## REQUIRED TASK
From the entries below, count every line that contains the word "поселения". Please give the number and nothing else.

Stored items:
──────────
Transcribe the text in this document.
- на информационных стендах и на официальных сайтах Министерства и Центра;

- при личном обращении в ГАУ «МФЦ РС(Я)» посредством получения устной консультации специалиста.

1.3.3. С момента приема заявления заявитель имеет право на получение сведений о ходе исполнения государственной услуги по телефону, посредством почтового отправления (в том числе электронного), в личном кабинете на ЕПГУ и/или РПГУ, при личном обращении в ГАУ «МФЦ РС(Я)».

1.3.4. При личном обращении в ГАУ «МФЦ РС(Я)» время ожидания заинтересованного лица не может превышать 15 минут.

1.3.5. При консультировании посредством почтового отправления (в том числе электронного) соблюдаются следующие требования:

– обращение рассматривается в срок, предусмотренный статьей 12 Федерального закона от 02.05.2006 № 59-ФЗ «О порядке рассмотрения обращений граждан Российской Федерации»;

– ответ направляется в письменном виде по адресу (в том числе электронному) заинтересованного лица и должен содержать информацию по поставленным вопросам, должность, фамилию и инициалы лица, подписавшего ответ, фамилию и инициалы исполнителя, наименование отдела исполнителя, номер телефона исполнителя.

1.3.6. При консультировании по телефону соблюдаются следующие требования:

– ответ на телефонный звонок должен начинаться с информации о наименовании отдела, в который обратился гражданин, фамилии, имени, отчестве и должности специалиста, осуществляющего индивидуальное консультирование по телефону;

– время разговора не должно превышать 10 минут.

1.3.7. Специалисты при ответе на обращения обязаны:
──────────
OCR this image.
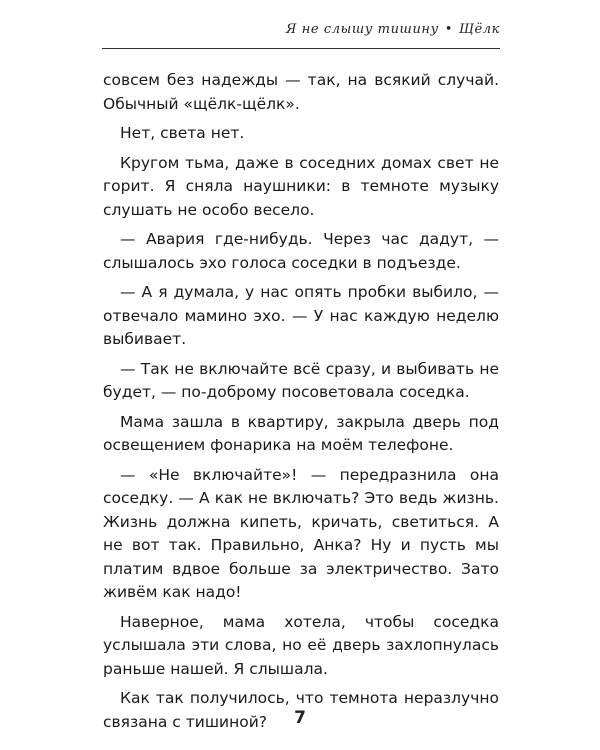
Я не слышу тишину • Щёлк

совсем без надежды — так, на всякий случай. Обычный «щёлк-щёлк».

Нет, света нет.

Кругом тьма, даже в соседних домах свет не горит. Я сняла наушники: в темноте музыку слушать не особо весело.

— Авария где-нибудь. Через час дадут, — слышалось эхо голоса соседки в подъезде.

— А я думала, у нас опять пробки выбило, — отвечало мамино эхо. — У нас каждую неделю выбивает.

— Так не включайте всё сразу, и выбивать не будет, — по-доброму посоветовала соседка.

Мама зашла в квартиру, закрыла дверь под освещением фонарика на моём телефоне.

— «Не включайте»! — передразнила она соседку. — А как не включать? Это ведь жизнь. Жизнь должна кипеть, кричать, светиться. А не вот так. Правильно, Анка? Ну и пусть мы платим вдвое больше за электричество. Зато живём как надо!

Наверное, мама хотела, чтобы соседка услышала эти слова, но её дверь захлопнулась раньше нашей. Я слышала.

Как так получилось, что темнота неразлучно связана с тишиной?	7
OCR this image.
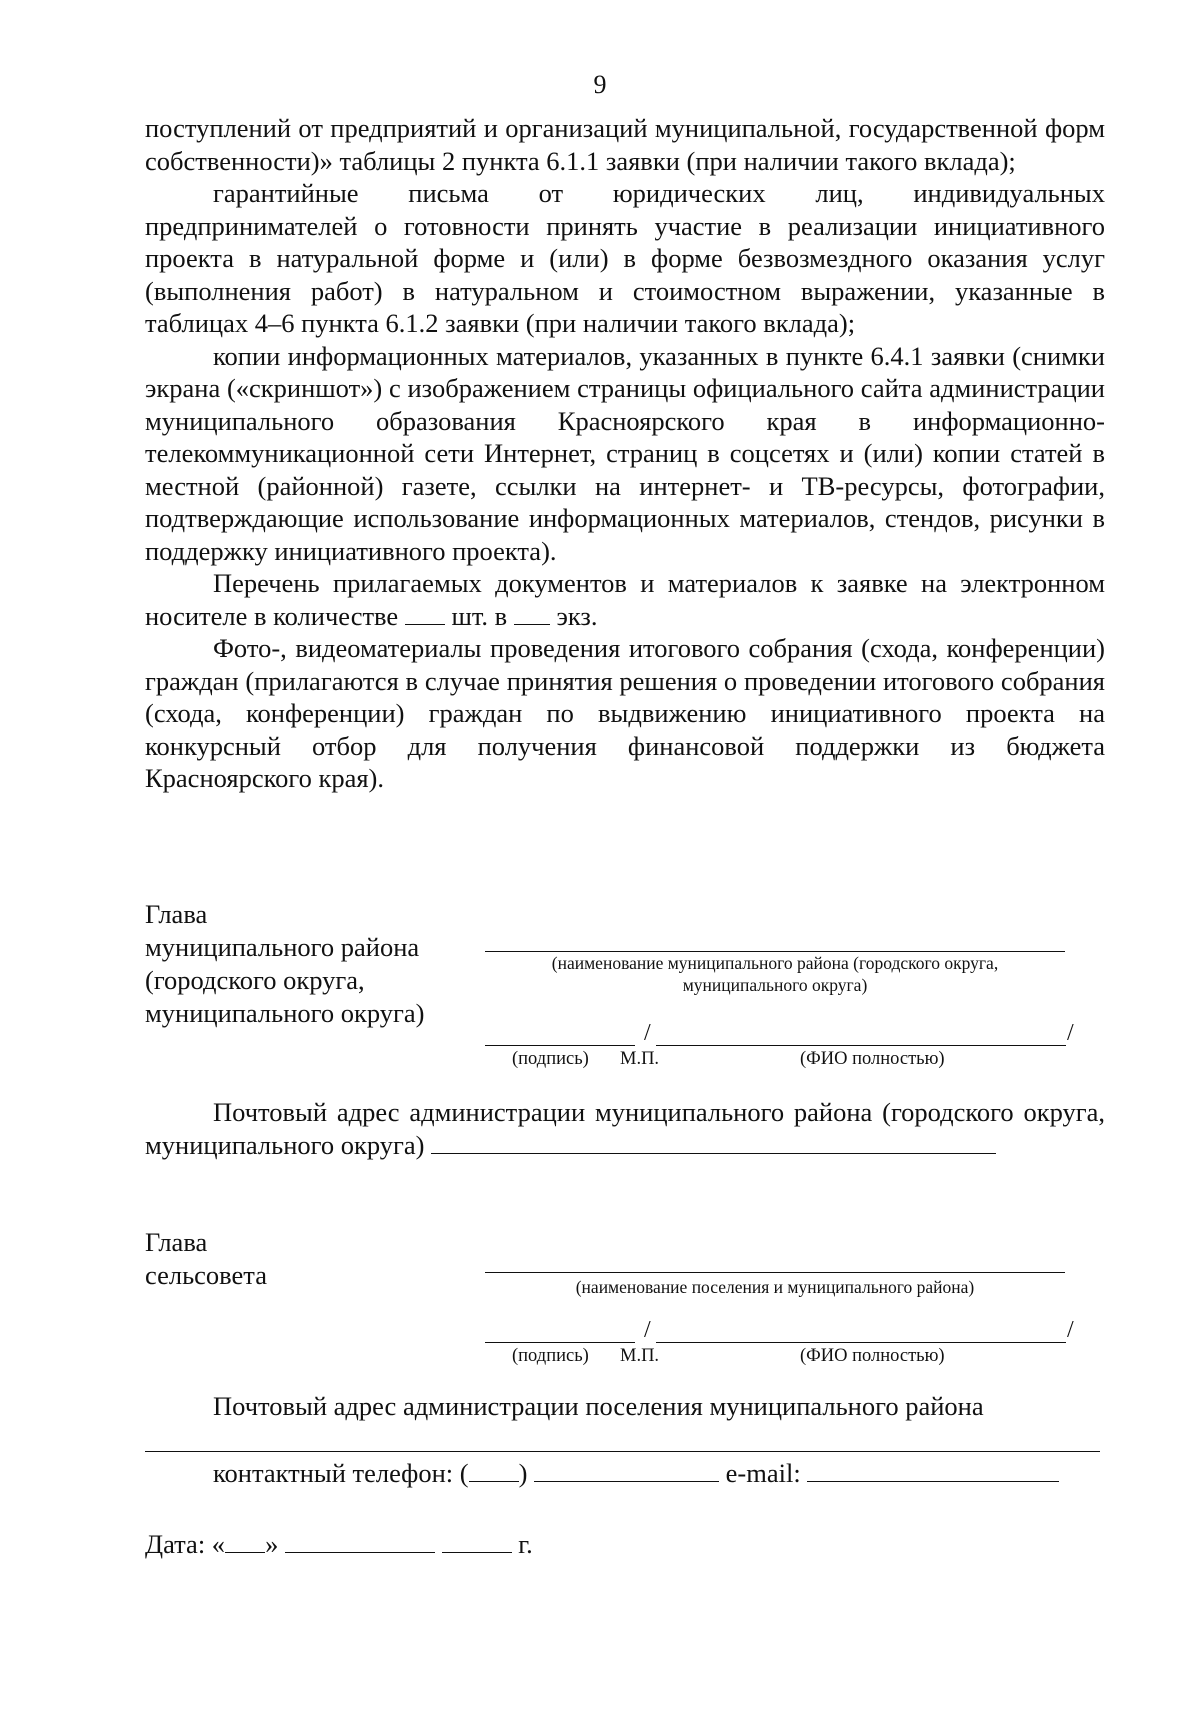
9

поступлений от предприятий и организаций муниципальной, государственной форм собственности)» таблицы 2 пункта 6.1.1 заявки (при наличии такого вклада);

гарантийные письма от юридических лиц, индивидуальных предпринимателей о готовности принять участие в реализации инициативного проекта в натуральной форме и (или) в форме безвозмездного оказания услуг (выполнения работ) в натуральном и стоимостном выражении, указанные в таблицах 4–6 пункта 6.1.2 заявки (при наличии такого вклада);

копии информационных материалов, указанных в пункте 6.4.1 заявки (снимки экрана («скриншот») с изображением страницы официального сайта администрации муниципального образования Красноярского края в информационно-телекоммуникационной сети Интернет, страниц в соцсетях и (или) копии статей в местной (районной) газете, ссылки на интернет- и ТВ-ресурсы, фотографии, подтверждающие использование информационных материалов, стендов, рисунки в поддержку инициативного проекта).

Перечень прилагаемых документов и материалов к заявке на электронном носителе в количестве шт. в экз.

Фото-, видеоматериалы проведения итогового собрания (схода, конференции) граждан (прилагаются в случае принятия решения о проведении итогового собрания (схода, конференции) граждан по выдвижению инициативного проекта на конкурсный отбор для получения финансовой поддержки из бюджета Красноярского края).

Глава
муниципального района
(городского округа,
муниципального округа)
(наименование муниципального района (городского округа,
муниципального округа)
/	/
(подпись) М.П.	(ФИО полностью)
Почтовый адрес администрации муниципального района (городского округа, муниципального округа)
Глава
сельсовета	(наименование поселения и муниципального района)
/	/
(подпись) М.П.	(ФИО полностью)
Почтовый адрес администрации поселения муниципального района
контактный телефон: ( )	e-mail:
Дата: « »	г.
──────────
## CORRECT ANSWER
2